Más del treinta por ciento del territorio brasileño está ocupado por la Amazonía. El avance del extractivismo en la selva tropical más grande del mundo pone en riesgo la posibilidad de imaginar un futuro para el país y la humanidad. Hace 18 días que se prende fuego, pero el problema no es nuevo: trabajos clásicos y contemporáneos como la poesía de Carlos Drummond de Andrade, el cine de Cacá Diegues y las investigaciones de Deborah Danowski y Eduardo Viveiros, entre otros, han abordado la crisis ecológica. Adelanto de «Brasil Caníbal. Entre la bossa nova y la extrema derecha», de Florencia Garramuño.

por

Florencia Garramuño


24.08.2019

[Esta nota fue publicada  originalmente en la Revista Anfibia de Argentina]

Brasil, el país del futuro que nunca llega

En 1936, el escritor austríaco Stefan Zweig visitó el Brasil por primera vez, invitado por el entonces presidente Getúlio Vargas. En 1940 viajaría a otras ciudades del Brasil y terminaría de escribir un libro que se lanzaría simultáneamente en seis idiomas. Brasil, el país del futuro no solo se convertiría en uno más de los éxitos de Zweig, sino que se volvería una frase repetida una y otra vez para imaginar los destinos del país. Con el tiempo, adquirió un sentido negativo o más bien irónico, contrario a la idea que animó a Zweig al pergeñar la frase. Para él, el Brasil se presentaba —en momentos en que en Europa el régimen nazi expandía sus fronteras y orquestaba el Holocausto judío— como una tierra que había sabido construir, a partir de las diferencias de sus pueblos, una sociedad pacífica cimentada en las leyes de la convivencia. En Brasil, decía Zweig en un tono excesivamente elegíaco, se había desarrollado “una especie enteramente nueva de civilización” (Zweig, 1942: 14). Por esa rara alquimia social y cultural y por sus riquezas naturales, el Brasil era un país “destinado a convertirse en uno de los factores más importantes en el desarrollo de nuestro mundo”. Con el tiempo, la frase ha significado más bien que la promesa del Brasil siempre está en el futuro y nunca se concreta. La extrema desigualdad social, el hambre, la persistencia del racismo y la violencia no se han erradico: “El Brasil es el país del futuro, y siempre lo será”, es la observación irónica que encierra la distancia entre las predicciones sobre la grandeza del Brasil y sus dificultades para llegar a ella. El Brasil sería, así, el eterno país del futuro, un futuro que nunca se concreta en presente. La promesa se habría transformado en condena, y el futuro sería un mañana que siempre está adelante y que nunca se alcanza.

__Datos de origen__
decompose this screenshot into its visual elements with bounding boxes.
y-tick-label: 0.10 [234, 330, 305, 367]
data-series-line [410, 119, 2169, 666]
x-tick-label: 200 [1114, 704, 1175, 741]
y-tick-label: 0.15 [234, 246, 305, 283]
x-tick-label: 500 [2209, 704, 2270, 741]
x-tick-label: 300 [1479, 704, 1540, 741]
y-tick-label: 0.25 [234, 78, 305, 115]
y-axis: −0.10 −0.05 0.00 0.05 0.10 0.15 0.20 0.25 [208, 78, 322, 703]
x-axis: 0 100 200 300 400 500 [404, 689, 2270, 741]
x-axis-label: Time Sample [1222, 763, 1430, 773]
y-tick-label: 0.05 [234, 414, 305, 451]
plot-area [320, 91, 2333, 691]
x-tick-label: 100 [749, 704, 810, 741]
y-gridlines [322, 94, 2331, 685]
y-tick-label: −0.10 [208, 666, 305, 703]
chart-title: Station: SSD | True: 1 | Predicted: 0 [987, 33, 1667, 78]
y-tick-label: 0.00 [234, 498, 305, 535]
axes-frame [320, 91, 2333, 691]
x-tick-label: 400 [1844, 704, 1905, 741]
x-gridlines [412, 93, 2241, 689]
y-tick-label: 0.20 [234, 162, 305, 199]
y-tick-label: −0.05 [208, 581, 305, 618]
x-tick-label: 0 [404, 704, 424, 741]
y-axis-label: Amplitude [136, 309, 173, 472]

__Problemas y tareas__
**a)** Resume en dos oraciones el texto sobre Brasil como país del futuro.
**b)** Reescribe el listado sustituyendo cada aparición de "y-tick-label" por "etiqueta-eje-y" y deja todo lo demás sin cambios.
El texto y el listado no guardan ninguna relación entre sí.

__Respuestas__
**a)** Stefan Zweig visitó Brasil invitado por Getúlio Vargas y escribió «Brasil, el país del futuro», donde presentaba al país como una sociedad pacífica construida a partir de las diferencias de sus pueblos y destinada a ser decisiva en el desarrollo del mundo. Con el tiempo, la frase adquirió un sentido irónico porque la desigualdad, el hambre, el racismo y la violencia persisten, y la promesa de grandeza pasó a verse como un futuro que nunca se alcanza.

**b)**
decompose this screenshot into its visual elements with bounding boxes.
etiqueta-eje-y: 0.10 [234, 330, 305, 367]
data-series-line [410, 119, 2169, 666]
x-tick-label: 200 [1114, 704, 1175, 741]
etiqueta-eje-y: 0.15 [234, 246, 305, 283]
x-tick-label: 500 [2209, 704, 2270, 741]
x-tick-label: 300 [1479, 704, 1540, 741]
etiqueta-eje-y: 0.25 [234, 78, 305, 115]
y-axis: −0.10 −0.05 0.00 0.05 0.10 0.15 0.20 0.25 [208, 78, 322, 703]
x-axis: 0 100 200 300 400 500 [404, 689, 2270, 741]
x-axis-label: Time Sample [1222, 763, 1430, 773]
etiqueta-eje-y: 0.05 [234, 414, 305, 451]
plot-area [320, 91, 2333, 691]
x-tick-label: 100 [749, 704, 810, 741]
y-gridlines [322, 94, 2331, 685]
etiqueta-eje-y: −0.10 [208, 666, 305, 703]
chart-title: Station: SSD | True: 1 | Predicted: 0 [987, 33, 1667, 78]
etiqueta-eje-y: 0.00 [234, 498, 305, 535]
axes-frame [320, 91, 2333, 691]
x-tick-label: 400 [1844, 704, 1905, 741]
x-gridlines [412, 93, 2241, 689]
etiqueta-eje-y: 0.20 [234, 162, 305, 199]
etiqueta-eje-y: −0.05 [208, 581, 305, 618]
x-tick-label: 0 [404, 704, 424, 741]
y-axis-label: Amplitude [136, 309, 173, 472]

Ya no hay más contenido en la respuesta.